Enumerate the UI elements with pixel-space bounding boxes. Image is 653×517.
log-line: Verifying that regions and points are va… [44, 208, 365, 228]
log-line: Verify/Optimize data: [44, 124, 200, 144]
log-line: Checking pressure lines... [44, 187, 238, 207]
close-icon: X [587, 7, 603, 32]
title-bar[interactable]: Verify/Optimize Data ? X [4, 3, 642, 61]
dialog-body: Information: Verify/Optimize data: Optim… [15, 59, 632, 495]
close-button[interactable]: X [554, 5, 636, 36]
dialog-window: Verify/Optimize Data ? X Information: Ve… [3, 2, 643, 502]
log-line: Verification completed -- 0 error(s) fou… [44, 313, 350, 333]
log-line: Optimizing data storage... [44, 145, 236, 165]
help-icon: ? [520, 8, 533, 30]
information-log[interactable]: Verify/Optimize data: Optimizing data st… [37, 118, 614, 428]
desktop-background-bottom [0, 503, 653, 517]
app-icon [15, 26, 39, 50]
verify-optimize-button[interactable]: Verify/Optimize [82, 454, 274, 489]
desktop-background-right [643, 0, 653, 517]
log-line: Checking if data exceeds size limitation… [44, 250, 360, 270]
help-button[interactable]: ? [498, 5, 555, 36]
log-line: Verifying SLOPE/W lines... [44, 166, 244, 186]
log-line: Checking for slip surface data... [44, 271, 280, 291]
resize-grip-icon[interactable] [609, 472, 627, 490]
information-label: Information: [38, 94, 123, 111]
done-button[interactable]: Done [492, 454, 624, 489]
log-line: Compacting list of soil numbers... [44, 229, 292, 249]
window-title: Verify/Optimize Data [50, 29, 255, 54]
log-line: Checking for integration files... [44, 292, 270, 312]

◆ Requirements ◆
Copy out every line of the items above, reproducing each one precisely.

◆ Exercise response ◆
Enumerate the UI elements with pixel-space bounding boxes. Image is 653×517.
log-line: Verifying that regions and points are va… [44, 208, 365, 228]
log-line: Verify/Optimize data: [44, 124, 200, 144]
log-line: Checking pressure lines... [44, 187, 238, 207]
close-icon: X [587, 7, 603, 32]
title-bar[interactable]: Verify/Optimize Data ? X [4, 3, 642, 61]
dialog-body: Information: Verify/Optimize data: Optim… [15, 59, 632, 495]
close-button[interactable]: X [554, 5, 636, 36]
dialog-window: Verify/Optimize Data ? X Information: Ve… [3, 2, 643, 502]
log-line: Verification completed -- 0 error(s) fou… [44, 313, 350, 333]
log-line: Optimizing data storage... [44, 145, 236, 165]
help-icon: ? [520, 8, 533, 30]
information-log[interactable]: Verify/Optimize data: Optimizing data st… [37, 118, 614, 428]
desktop-background-bottom [0, 503, 653, 517]
app-icon [15, 26, 39, 50]
verify-optimize-button[interactable]: Verify/Optimize [82, 454, 274, 489]
desktop-background-right [643, 0, 653, 517]
log-line: Checking if data exceeds size limitation… [44, 250, 360, 270]
help-button[interactable]: ? [498, 5, 555, 36]
log-line: Verifying SLOPE/W lines... [44, 166, 244, 186]
log-line: Checking for slip surface data... [44, 271, 280, 291]
resize-grip-icon[interactable] [609, 472, 627, 490]
information-label: Information: [38, 94, 123, 111]
done-button[interactable]: Done [492, 454, 624, 489]
log-line: Compacting list of soil numbers... [44, 229, 292, 249]
window-title: Verify/Optimize Data [50, 29, 255, 54]
log-line: Checking for integration files... [44, 292, 270, 312]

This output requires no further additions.